▶ [Page text]:

──────

Japan converts cargo planes into missile carriers

Japan is preparing to turn its transport aircraft into powerful missile carriers capable of attacking enemy bases and missile launch positions. Japan’s Ministry of Defense (MOD) said this is critical to deterring China and North Korea.

The MOD report does not specify the specific type of missiles to be used on the Kawasaki C-2 aircraft, but notes that preference is given to missiles that are dropped before engine start. This will avoid significant modifications to the aircraft.

It is interesting to note that the US is also developing similar technology. The Rapid Dragon airborne “bom pallets” concept was first tested in 2021. Japan may use this system or a similar domestic development on its C-130 cargo planes.

Japan is also developing its own “anti-ship missile for island defense” with modular warheads and a low-observable design. The missile is expected to be able to be used for both ground attack, electronic warfare and reconnaissance purposes. Its range will be about 2,000 kilometers.

──────

(Records taken from a dataset)
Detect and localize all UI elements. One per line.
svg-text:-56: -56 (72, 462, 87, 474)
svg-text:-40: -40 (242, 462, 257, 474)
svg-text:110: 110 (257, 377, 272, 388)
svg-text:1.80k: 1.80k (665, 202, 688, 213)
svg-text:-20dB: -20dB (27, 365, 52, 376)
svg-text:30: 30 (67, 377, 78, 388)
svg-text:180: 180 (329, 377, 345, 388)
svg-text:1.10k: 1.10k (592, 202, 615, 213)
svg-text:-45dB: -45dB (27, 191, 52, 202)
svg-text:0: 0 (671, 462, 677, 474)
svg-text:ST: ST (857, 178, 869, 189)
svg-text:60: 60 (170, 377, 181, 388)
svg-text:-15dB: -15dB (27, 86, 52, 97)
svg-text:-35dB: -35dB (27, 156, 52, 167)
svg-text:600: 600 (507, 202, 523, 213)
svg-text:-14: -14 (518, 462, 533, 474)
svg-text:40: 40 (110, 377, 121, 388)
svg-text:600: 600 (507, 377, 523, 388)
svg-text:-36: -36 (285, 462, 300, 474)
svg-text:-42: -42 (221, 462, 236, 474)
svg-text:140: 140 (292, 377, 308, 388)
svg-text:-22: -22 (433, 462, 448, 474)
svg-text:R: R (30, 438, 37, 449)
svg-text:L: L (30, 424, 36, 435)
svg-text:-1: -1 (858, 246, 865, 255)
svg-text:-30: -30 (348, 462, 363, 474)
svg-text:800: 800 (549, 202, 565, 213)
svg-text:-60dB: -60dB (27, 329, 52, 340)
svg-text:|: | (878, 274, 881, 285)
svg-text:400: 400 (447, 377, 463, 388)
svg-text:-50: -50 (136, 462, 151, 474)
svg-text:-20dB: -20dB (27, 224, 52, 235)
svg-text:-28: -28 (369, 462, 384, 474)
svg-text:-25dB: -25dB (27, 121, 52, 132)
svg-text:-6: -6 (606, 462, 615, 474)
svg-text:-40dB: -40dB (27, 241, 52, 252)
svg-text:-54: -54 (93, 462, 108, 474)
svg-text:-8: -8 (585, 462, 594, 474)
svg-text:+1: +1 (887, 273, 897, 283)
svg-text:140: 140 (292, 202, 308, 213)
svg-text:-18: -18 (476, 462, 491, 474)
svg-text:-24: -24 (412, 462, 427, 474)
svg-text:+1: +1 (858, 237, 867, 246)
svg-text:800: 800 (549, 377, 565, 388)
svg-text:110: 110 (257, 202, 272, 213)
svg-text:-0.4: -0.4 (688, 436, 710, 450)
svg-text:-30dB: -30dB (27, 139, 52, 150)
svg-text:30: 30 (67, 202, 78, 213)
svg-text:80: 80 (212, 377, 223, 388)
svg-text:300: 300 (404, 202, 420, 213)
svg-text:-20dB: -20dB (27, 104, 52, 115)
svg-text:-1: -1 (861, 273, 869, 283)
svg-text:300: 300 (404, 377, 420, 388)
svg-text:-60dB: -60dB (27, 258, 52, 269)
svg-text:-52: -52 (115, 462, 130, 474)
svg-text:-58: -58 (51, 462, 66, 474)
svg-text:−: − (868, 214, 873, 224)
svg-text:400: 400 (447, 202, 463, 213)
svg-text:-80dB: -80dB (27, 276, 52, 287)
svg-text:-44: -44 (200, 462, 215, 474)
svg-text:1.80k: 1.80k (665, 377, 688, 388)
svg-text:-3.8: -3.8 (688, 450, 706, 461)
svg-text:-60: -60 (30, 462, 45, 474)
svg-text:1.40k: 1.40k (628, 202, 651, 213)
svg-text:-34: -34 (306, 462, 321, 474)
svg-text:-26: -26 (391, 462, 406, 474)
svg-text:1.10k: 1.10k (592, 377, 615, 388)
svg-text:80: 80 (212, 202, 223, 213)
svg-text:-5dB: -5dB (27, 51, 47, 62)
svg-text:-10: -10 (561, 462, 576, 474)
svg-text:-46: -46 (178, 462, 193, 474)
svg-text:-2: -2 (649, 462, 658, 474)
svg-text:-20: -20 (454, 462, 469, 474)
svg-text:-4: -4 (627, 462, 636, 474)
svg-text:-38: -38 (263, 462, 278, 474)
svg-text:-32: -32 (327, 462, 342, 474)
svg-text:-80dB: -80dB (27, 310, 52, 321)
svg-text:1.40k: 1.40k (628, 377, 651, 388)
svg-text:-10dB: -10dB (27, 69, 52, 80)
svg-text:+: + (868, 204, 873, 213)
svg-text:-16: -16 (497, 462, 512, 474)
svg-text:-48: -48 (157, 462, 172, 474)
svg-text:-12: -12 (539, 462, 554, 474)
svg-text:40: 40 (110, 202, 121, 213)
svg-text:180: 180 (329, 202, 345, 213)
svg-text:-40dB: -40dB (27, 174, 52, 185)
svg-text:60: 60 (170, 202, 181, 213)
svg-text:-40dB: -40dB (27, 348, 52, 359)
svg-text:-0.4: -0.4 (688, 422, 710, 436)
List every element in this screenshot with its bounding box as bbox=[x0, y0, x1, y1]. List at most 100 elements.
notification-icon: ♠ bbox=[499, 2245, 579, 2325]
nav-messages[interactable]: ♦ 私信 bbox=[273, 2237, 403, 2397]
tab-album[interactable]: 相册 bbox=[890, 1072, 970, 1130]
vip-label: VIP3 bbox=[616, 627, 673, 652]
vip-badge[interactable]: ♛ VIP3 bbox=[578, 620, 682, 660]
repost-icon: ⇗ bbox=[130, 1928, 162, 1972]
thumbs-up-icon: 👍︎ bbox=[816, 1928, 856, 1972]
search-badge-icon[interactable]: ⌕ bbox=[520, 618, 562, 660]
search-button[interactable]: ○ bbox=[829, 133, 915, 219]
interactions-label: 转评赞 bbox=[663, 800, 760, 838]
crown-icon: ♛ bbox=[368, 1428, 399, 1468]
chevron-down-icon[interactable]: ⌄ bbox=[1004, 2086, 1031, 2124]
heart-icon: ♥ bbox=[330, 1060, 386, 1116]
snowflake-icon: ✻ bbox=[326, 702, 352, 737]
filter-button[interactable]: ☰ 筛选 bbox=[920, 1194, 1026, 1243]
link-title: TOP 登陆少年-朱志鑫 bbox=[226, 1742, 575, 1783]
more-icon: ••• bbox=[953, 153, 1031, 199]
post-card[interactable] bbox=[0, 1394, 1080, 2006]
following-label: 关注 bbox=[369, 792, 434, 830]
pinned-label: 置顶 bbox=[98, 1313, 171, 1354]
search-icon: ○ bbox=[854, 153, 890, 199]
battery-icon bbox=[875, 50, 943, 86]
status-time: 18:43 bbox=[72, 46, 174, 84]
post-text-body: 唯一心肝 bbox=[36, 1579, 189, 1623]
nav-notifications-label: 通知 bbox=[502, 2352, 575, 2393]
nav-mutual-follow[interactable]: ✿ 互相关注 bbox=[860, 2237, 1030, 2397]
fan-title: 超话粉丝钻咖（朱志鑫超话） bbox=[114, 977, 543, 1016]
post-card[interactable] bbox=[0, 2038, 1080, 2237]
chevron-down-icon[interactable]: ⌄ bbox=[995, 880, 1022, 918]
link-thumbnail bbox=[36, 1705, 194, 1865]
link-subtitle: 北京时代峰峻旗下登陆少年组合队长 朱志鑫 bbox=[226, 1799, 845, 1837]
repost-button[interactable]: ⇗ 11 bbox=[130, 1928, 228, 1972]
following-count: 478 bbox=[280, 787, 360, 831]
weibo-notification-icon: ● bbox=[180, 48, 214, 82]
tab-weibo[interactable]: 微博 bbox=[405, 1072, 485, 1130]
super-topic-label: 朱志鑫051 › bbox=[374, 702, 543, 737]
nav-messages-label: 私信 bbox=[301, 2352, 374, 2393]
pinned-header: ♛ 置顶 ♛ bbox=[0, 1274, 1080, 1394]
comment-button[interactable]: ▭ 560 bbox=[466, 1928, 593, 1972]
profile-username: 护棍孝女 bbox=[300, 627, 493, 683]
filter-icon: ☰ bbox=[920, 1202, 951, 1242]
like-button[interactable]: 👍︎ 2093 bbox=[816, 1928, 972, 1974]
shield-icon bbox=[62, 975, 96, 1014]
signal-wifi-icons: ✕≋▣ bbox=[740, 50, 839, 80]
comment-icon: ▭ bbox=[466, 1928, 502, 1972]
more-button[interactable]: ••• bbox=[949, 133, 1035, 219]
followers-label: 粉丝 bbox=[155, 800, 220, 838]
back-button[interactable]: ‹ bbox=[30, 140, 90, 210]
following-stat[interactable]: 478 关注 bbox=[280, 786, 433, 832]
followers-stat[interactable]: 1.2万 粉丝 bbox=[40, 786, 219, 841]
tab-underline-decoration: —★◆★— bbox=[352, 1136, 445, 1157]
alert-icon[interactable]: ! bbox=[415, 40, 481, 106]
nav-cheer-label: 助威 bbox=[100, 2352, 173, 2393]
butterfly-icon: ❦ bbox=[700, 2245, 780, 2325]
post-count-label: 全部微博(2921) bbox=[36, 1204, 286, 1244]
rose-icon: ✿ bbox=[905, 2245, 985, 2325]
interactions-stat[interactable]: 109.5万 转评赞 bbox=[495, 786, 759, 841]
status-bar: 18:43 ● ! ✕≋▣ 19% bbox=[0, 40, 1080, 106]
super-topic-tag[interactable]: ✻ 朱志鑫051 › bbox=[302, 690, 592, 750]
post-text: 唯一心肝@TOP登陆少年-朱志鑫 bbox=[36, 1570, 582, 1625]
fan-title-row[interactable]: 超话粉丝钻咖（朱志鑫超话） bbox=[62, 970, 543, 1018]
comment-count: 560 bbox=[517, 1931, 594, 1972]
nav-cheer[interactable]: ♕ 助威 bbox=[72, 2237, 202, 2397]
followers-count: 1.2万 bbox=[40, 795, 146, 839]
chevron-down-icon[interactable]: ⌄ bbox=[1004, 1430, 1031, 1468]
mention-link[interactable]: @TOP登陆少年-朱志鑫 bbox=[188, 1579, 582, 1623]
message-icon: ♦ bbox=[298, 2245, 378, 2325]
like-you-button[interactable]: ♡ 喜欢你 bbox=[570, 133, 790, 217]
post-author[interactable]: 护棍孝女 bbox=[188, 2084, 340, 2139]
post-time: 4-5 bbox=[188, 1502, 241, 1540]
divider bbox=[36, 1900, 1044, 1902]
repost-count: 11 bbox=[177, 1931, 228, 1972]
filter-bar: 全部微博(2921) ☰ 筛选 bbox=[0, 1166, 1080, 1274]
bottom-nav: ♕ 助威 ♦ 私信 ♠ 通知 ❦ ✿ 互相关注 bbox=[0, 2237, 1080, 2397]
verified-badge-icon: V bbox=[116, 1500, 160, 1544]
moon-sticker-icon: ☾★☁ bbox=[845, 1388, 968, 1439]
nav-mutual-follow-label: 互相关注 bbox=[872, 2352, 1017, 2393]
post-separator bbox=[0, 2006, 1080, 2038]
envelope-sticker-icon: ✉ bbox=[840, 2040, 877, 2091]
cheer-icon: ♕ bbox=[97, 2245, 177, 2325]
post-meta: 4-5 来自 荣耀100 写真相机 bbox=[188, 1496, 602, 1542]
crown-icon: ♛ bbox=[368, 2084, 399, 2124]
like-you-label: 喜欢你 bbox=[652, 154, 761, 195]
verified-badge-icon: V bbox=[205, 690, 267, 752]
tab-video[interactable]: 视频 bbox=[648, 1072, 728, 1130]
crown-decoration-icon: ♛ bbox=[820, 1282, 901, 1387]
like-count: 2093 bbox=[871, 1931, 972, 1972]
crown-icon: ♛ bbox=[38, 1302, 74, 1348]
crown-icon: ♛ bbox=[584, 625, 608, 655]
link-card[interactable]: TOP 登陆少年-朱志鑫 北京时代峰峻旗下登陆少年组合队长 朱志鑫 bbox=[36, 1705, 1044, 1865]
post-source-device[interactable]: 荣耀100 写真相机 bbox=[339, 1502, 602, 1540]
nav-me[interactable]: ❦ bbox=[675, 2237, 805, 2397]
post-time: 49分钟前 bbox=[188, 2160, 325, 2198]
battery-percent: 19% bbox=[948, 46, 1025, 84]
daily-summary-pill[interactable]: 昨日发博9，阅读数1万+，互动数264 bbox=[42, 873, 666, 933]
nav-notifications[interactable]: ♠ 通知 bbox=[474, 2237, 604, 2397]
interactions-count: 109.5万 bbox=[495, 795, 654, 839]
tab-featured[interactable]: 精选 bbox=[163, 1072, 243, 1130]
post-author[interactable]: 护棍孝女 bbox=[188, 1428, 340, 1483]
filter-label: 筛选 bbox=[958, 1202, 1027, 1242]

──────

▶ [Instructions to follow]: Reproduce the article on Japan's cargo planes from "It is interesting" to "about 2,000 kilometers.". Rely only on the article about Japan's cargo planes.

▶ [Solution]:
It is interesting to note that the US is also developing similar technology. The Rapid Dragon airborne “bom pallets” concept was first tested in 2021. Japan may use this system or a similar domestic development on its C-130 cargo planes.

Japan is also developing its own “anti-ship missile for island defense” with modular warheads and a low-observable design. The missile is expected to be able to be used for both ground attack, electronic warfare and reconnaissance purposes. Its range will be about 2,000 kilometers.